WHAT TO WORK ON —
Single out each line with the word "Nuncio" and copy it.

DATA TO USE —
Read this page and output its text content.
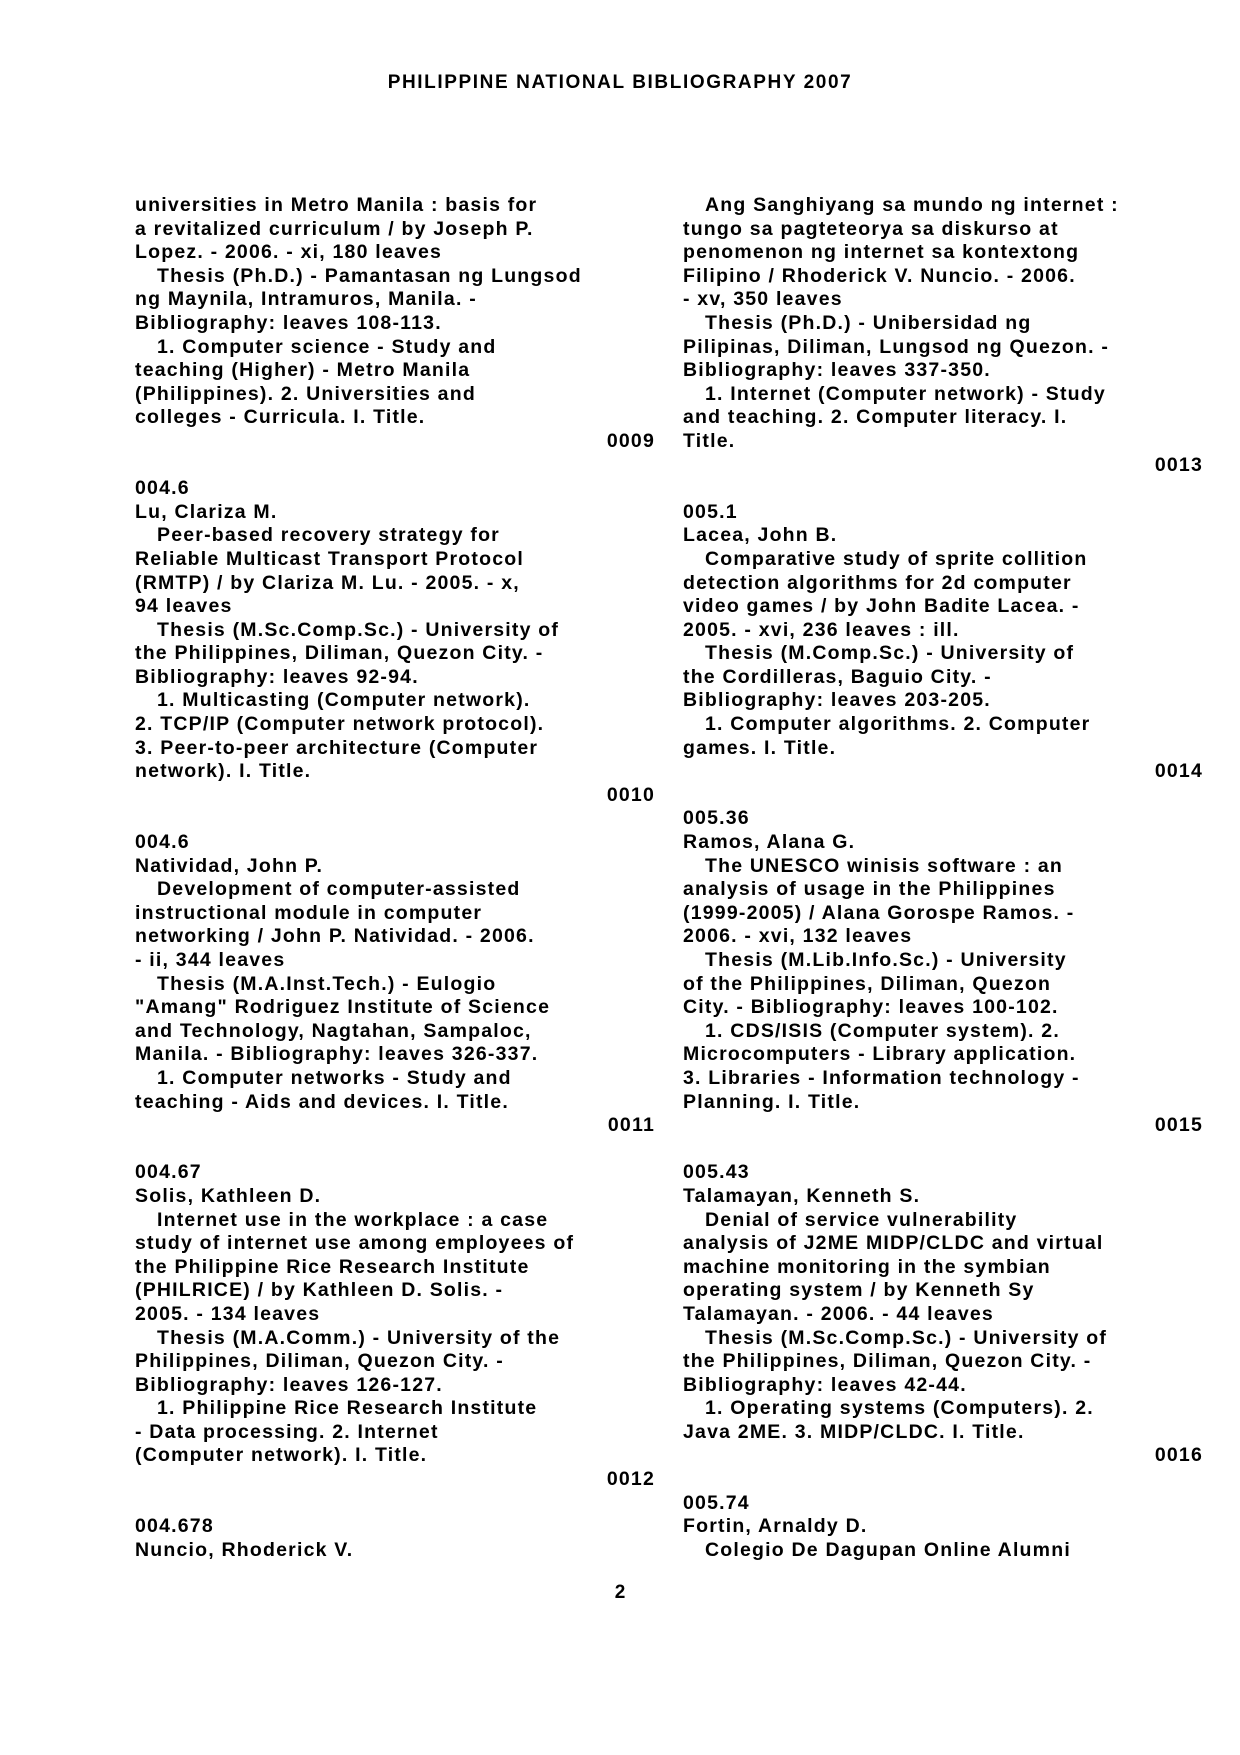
PHILIPPINE NATIONAL BIBLIOGRAPHY 2007
universities in Metro Manila : basis for
a revitalized curriculum / by Joseph P.
Lopez. - 2006. - xi, 180 leaves
Thesis (Ph.D.) - Pamantasan ng Lungsod
ng Maynila, Intramuros, Manila. -
Bibliography: leaves 108-113.
1. Computer science - Study and
teaching (Higher) - Metro Manila
(Philippines). 2. Universities and
colleges - Curricula. I. Title.
0009
004.6
Lu, Clariza M.
Peer-based recovery strategy for
Reliable Multicast Transport Protocol
(RMTP) / by Clariza M. Lu. - 2005. - x,
94 leaves
Thesis (M.Sc.Comp.Sc.) - University of
the Philippines, Diliman, Quezon City. -
Bibliography: leaves 92-94.
1. Multicasting (Computer network).
2. TCP/IP (Computer network protocol).
3. Peer-to-peer architecture (Computer
network). I. Title.
0010
004.6
Natividad, John P.
Development of computer-assisted
instructional module in computer
networking / John P. Natividad. - 2006.
- ii, 344 leaves
Thesis (M.A.Inst.Tech.) - Eulogio
"Amang" Rodriguez Institute of Science
and Technology, Nagtahan, Sampaloc,
Manila. - Bibliography: leaves 326-337.
1. Computer networks - Study and
teaching - Aids and devices. I. Title.
0011
004.67
Solis, Kathleen D.
Internet use in the workplace : a case
study of internet use among employees of
the Philippine Rice Research Institute
(PHILRICE) / by Kathleen D. Solis. -
2005. - 134 leaves
Thesis (M.A.Comm.) - University of the
Philippines, Diliman, Quezon City. -
Bibliography: leaves 126-127.
1. Philippine Rice Research Institute
- Data processing. 2. Internet
(Computer network). I. Title.
0012
004.678
Nuncio, Rhoderick V.
Ang Sanghiyang sa mundo ng internet :
tungo sa pagteteorya sa diskurso at
penomenon ng internet sa kontextong
Filipino / Rhoderick V. Nuncio. - 2006.
- xv, 350 leaves
Thesis (Ph.D.) - Unibersidad ng
Pilipinas, Diliman, Lungsod ng Quezon. -
Bibliography: leaves 337-350.
1. Internet (Computer network) - Study
and teaching. 2. Computer literacy. I.
Title.
0013
005.1
Lacea, John B.
Comparative study of sprite collition
detection algorithms for 2d computer
video games / by John Badite Lacea. -
2005. - xvi, 236 leaves : ill.
Thesis (M.Comp.Sc.) - University of
the Cordilleras, Baguio City. -
Bibliography: leaves 203-205.
1. Computer algorithms. 2. Computer
games. I. Title.
0014
005.36
Ramos, Alana G.
The UNESCO winisis software : an
analysis of usage in the Philippines
(1999-2005) / Alana Gorospe Ramos. -
2006. - xvi, 132 leaves
Thesis (M.Lib.Info.Sc.) - University
of the Philippines, Diliman, Quezon
City. - Bibliography: leaves 100-102.
1. CDS/ISIS (Computer system). 2.
Microcomputers - Library application.
3. Libraries - Information technology -
Planning. I. Title.
0015
005.43
Talamayan, Kenneth S.
Denial of service vulnerability
analysis of J2ME MIDP/CLDC and virtual
machine monitoring in the symbian
operating system / by Kenneth Sy
Talamayan. - 2006. - 44 leaves
Thesis (M.Sc.Comp.Sc.) - University of
the Philippines, Diliman, Quezon City. -
Bibliography: leaves 42-44.
1. Operating systems (Computers). 2.
Java 2ME. 3. MIDP/CLDC. I. Title.
0016
005.74
Fortin, Arnaldy D.
Colegio De Dagupan Online Alumni
2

PROBLEM SOLUTION —
Nuncio, Rhoderick V.
Filipino / Rhoderick V. Nuncio. - 2006.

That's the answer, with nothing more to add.